** What to produce **
Reproduce the records below exactly as they appear.

(Records from a collection of figures)
- - - - -
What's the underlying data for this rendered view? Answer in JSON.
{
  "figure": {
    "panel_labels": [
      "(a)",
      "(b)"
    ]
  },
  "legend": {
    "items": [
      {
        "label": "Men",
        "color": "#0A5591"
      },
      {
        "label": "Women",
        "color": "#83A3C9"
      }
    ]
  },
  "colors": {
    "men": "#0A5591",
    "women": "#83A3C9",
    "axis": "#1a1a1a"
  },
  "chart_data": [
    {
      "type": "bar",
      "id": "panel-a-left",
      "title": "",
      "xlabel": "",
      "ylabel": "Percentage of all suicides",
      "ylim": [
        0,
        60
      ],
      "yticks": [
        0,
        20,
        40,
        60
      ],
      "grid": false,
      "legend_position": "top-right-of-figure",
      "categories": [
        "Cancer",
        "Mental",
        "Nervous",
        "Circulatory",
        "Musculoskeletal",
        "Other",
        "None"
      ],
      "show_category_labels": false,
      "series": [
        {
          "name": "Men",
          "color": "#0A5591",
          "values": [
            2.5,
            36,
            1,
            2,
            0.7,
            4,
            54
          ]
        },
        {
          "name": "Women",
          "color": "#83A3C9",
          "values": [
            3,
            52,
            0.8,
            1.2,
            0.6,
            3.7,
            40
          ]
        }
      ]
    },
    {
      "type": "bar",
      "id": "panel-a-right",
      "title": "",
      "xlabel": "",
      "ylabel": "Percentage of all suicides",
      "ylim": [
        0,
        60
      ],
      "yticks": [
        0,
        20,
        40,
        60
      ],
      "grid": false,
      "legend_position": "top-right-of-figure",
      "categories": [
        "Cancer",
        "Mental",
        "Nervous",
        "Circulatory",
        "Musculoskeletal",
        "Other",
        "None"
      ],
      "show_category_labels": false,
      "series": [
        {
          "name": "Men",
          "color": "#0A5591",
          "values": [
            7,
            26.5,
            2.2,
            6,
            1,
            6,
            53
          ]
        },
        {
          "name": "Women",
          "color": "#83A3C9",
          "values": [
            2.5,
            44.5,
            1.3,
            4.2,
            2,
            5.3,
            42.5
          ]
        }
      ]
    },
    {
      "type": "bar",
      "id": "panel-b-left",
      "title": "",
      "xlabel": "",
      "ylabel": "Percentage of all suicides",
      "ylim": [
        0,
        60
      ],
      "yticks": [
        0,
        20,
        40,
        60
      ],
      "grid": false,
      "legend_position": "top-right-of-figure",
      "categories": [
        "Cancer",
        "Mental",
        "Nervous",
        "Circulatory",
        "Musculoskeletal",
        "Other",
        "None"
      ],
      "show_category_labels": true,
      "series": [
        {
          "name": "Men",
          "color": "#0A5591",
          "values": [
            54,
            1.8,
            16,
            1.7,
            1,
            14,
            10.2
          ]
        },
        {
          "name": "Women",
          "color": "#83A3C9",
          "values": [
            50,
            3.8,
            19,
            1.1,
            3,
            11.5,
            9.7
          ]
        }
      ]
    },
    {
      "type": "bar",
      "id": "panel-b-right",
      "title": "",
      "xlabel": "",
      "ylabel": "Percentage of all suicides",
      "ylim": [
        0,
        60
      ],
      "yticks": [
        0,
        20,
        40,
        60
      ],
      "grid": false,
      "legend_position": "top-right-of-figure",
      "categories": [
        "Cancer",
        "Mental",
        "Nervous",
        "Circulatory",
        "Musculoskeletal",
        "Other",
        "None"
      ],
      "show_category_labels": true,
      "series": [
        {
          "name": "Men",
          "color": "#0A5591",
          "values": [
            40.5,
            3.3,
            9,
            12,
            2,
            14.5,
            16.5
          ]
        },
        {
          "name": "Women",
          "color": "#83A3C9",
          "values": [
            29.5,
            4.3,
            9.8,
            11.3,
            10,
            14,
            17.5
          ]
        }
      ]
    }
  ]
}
- - - - -
** Result below **
What's the underlying data for this rendered view? Answer in JSON.
{
  "figure": {
    "panel_labels": [
      "(a)",
      "(b)"
    ]
  },
  "legend": {
    "items": [
      {
        "label": "Men",
        "color": "#0A5591"
      },
      {
        "label": "Women",
        "color": "#83A3C9"
      }
    ]
  },
  "colors": {
    "men": "#0A5591",
    "women": "#83A3C9",
    "axis": "#1a1a1a"
  },
  "chart_data": [
    {
      "type": "bar",
      "id": "panel-a-left",
      "title": "",
      "xlabel": "",
      "ylabel": "Percentage of all suicides",
      "ylim": [
        0,
        60
      ],
      "yticks": [
        0,
        20,
        40,
        60
      ],
      "grid": false,
      "legend_position": "top-right-of-figure",
      "categories": [
        "Cancer",
        "Mental",
        "Nervous",
        "Circulatory",
        "Musculoskeletal",
        "Other",
        "None"
      ],
      "show_category_labels": false,
      "series": [
        {
          "name": "Men",
          "color": "#0A5591",
          "values": [
            2.5,
            36,
            1,
            2,
            0.7,
            4,
            54
          ]
        },
        {
          "name": "Women",
          "color": "#83A3C9",
          "values": [
            3,
            52,
            0.8,
            1.2,
            0.6,
            3.7,
            40
          ]
        }
      ]
    },
    {
      "type": "bar",
      "id": "panel-a-right",
      "title": "",
      "xlabel": "",
      "ylabel": "Percentage of all suicides",
      "ylim": [
        0,
        60
      ],
      "yticks": [
        0,
        20,
        40,
        60
      ],
      "grid": false,
      "legend_position": "top-right-of-figure",
      "categories": [
        "Cancer",
        "Mental",
        "Nervous",
        "Circulatory",
        "Musculoskeletal",
        "Other",
        "None"
      ],
      "show_category_labels": false,
      "series": [
        {
          "name": "Men",
          "color": "#0A5591",
          "values": [
            7,
            26.5,
            2.2,
            6,
            1,
            6,
            53
          ]
        },
        {
          "name": "Women",
          "color": "#83A3C9",
          "values": [
            2.5,
            44.5,
            1.3,
            4.2,
            2,
            5.3,
            42.5
          ]
        }
      ]
    },
    {
      "type": "bar",
      "id": "panel-b-left",
      "title": "",
      "xlabel": "",
      "ylabel": "Percentage of all suicides",
      "ylim": [
        0,
        60
      ],
      "yticks": [
        0,
        20,
        40,
        60
      ],
      "grid": false,
      "legend_position": "top-right-of-figure",
      "categories": [
        "Cancer",
        "Mental",
        "Nervous",
        "Circulatory",
        "Musculoskeletal",
        "Other",
        "None"
      ],
      "show_category_labels": true,
      "series": [
        {
          "name": "Men",
          "color": "#0A5591",
          "values": [
            54,
            1.8,
            16,
            1.7,
            1,
            14,
            10.2
          ]
        },
        {
          "name": "Women",
          "color": "#83A3C9",
          "values": [
            50,
            3.8,
            19,
            1.1,
            3,
            11.5,
            9.7
          ]
        }
      ]
    },
    {
      "type": "bar",
      "id": "panel-b-right",
      "title": "",
      "xlabel": "",
      "ylabel": "Percentage of all suicides",
      "ylim": [
        0,
        60
      ],
      "yticks": [
        0,
        20,
        40,
        60
      ],
      "grid": false,
      "legend_position": "top-right-of-figure",
      "categories": [
        "Cancer",
        "Mental",
        "Nervous",
        "Circulatory",
        "Musculoskeletal",
        "Other",
        "None"
      ],
      "show_category_labels": true,
      "series": [
        {
          "name": "Men",
          "color": "#0A5591",
          "values": [
            40.5,
            3.3,
            9,
            12,
            2,
            14.5,
            16.5
          ]
        },
        {
          "name": "Women",
          "color": "#83A3C9",
          "values": [
            29.5,
            4.3,
            9.8,
            11.3,
            10,
            14,
            17.5
          ]
        }
      ]
    }
  ]
}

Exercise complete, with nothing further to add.